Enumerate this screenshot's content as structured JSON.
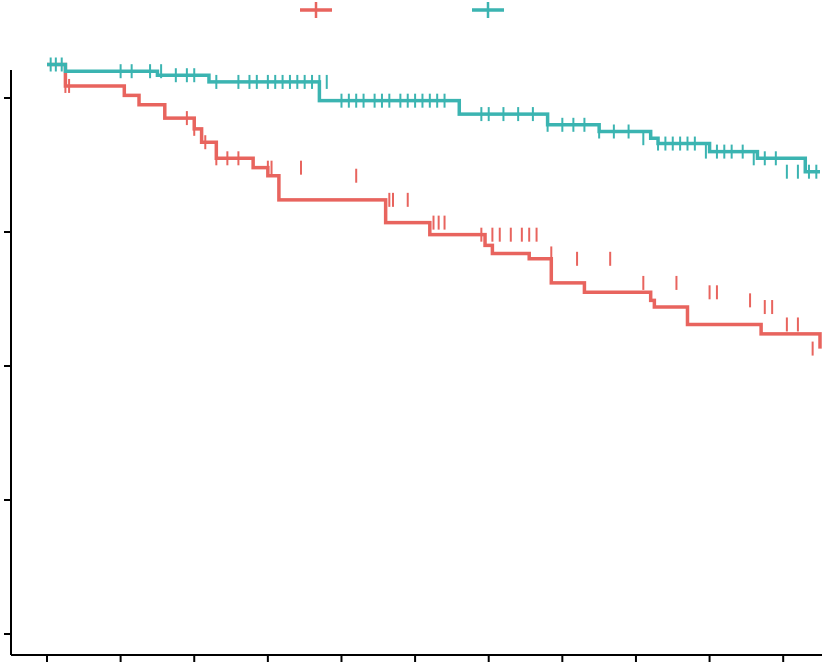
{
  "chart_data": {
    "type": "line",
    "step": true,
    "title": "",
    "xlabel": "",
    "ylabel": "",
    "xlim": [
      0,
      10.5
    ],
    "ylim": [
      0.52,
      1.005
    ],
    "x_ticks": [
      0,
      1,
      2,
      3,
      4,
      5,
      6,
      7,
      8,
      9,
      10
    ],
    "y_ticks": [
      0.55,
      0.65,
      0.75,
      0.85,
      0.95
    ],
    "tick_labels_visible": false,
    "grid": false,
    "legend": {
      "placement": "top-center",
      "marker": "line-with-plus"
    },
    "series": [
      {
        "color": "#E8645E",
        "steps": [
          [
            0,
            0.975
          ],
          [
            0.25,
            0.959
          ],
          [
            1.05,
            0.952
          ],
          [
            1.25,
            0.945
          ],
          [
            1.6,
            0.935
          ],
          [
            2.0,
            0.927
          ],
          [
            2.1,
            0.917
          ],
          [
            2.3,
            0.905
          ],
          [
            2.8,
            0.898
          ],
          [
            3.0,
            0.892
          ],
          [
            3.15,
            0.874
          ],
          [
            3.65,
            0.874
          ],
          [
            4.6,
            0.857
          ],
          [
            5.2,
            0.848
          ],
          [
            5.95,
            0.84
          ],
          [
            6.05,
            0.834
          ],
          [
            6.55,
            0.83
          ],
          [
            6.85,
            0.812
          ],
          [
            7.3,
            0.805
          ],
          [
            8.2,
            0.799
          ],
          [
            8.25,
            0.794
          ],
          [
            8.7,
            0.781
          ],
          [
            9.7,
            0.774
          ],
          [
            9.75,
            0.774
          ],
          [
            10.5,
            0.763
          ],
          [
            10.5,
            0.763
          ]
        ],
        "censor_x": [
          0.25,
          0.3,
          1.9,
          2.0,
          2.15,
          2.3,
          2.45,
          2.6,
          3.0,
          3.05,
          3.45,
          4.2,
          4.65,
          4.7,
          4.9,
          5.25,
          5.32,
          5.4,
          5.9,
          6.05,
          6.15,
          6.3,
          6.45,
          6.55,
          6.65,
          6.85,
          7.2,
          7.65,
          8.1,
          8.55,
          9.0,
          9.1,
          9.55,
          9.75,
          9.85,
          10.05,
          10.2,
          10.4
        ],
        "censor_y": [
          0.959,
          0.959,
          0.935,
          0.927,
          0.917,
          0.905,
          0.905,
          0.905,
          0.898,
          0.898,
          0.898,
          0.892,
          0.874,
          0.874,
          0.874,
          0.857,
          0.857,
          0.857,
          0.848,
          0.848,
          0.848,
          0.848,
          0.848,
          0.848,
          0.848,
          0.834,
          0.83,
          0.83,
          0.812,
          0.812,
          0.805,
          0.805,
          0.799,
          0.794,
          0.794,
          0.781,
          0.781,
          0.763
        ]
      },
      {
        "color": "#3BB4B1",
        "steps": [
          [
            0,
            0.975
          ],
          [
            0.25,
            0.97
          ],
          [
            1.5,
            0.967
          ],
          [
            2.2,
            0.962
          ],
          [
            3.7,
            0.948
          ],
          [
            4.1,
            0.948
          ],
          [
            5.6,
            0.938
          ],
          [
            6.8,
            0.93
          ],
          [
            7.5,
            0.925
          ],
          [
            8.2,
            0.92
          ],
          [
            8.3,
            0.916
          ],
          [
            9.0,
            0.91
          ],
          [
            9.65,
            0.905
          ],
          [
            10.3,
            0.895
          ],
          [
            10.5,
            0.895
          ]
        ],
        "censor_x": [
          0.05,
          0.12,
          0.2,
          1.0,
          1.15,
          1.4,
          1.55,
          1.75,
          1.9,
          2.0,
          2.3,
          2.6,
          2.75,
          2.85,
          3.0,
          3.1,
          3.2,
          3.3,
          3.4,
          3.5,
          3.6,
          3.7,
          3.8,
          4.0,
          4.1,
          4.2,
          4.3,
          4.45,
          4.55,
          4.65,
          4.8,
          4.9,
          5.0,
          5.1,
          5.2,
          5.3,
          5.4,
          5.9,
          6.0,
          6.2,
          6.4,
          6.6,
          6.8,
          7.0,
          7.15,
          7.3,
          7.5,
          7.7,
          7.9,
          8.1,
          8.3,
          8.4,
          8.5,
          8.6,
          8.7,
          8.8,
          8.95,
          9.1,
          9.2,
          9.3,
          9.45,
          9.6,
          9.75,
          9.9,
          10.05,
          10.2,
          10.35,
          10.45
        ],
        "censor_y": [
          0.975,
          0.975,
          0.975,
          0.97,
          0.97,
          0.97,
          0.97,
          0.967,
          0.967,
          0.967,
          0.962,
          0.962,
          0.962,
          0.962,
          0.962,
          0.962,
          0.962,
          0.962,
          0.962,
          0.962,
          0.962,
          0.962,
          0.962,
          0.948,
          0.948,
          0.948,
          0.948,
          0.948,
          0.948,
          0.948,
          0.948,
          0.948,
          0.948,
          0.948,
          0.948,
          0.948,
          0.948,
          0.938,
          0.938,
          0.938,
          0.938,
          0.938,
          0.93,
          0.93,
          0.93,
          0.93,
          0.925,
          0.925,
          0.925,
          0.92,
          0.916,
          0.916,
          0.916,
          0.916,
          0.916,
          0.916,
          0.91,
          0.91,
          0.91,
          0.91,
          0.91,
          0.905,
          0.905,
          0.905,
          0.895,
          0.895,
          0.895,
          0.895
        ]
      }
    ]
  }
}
:::
## Exercise
Determine the number of lines in the data that contain "false" as a word or string, and state only that number.

## Solution below
2